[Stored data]
▬▬▬

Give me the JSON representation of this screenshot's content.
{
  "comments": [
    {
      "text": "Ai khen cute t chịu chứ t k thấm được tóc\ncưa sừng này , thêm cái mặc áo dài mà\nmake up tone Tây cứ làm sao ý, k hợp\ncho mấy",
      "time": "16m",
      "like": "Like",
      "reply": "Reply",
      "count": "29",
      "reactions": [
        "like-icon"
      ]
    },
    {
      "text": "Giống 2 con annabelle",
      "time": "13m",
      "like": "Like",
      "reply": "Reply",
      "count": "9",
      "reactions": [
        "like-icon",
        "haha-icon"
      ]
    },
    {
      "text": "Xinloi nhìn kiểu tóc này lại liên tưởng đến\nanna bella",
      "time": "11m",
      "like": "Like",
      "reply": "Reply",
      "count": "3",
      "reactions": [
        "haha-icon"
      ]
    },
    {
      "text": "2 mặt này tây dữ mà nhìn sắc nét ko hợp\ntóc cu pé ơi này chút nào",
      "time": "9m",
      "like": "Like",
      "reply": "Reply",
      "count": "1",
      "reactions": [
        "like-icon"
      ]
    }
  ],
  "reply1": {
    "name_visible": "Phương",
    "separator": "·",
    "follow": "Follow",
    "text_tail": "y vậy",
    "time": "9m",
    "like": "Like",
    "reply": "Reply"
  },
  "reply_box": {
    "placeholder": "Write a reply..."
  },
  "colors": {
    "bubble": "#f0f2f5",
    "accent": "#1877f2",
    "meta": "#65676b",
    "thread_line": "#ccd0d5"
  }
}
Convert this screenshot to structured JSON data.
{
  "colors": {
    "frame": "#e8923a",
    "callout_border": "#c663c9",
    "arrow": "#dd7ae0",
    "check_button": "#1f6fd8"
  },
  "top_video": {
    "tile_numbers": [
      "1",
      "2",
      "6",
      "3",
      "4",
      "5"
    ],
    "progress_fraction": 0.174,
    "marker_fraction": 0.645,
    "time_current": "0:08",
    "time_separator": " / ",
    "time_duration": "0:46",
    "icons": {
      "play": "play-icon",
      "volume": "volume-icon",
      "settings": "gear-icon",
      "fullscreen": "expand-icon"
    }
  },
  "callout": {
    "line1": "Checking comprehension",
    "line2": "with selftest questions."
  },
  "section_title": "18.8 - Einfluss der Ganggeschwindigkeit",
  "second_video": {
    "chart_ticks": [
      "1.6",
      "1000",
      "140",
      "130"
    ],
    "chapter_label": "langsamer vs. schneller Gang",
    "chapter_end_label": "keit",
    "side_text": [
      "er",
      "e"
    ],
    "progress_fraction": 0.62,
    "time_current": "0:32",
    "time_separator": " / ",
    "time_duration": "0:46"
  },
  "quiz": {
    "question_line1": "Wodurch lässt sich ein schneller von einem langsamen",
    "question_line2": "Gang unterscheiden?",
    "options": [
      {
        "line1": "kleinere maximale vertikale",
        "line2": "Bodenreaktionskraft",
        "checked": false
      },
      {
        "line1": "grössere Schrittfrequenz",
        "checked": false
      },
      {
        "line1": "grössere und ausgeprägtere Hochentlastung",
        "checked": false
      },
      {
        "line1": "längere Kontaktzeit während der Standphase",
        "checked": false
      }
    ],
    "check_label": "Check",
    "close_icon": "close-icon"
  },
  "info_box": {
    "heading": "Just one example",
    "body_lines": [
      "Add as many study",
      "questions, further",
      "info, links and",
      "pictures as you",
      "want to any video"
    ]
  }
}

▬▬▬

- [The request] Reproduce only the lines running from the one with "Convert this screenshot" through the final line of the listing above, both ends included.

- [Final result]
Convert this screenshot to structured JSON data.
{
  "colors": {
    "frame": "#e8923a",
    "callout_border": "#c663c9",
    "arrow": "#dd7ae0",
    "check_button": "#1f6fd8"
  },
  "top_video": {
    "tile_numbers": [
      "1",
      "2",
      "6",
      "3",
      "4",
      "5"
    ],
    "progress_fraction": 0.174,
    "marker_fraction": 0.645,
    "time_current": "0:08",
    "time_separator": " / ",
    "time_duration": "0:46",
    "icons": {
      "play": "play-icon",
      "volume": "volume-icon",
      "settings": "gear-icon",
      "fullscreen": "expand-icon"
    }
  },
  "callout": {
    "line1": "Checking comprehension",
    "line2": "with selftest questions."
  },
  "section_title": "18.8 - Einfluss der Ganggeschwindigkeit",
  "second_video": {
    "chart_ticks": [
      "1.6",
      "1000",
      "140",
      "130"
    ],
    "chapter_label": "langsamer vs. schneller Gang",
    "chapter_end_label": "keit",
    "side_text": [
      "er",
      "e"
    ],
    "progress_fraction": 0.62,
    "time_current": "0:32",
    "time_separator": " / ",
    "time_duration": "0:46"
  },
  "quiz": {
    "question_line1": "Wodurch lässt sich ein schneller von einem langsamen",
    "question_line2": "Gang unterscheiden?",
    "options": [
      {
        "line1": "kleinere maximale vertikale",
        "line2": "Bodenreaktionskraft",
        "checked": false
      },
      {
        "line1": "grössere Schrittfrequenz",
        "checked": false
      },
      {
        "line1": "grössere und ausgeprägtere Hochentlastung",
        "checked": false
      },
      {
        "line1": "längere Kontaktzeit während der Standphase",
        "checked": false
      }
    ],
    "check_label": "Check",
    "close_icon": "close-icon"
  },
  "info_box": {
    "heading": "Just one example",
    "body_lines": [
      "Add as many study",
      "questions, further",
      "info, links and",
      "pictures as you",
      "want to any video"
    ]
  }
}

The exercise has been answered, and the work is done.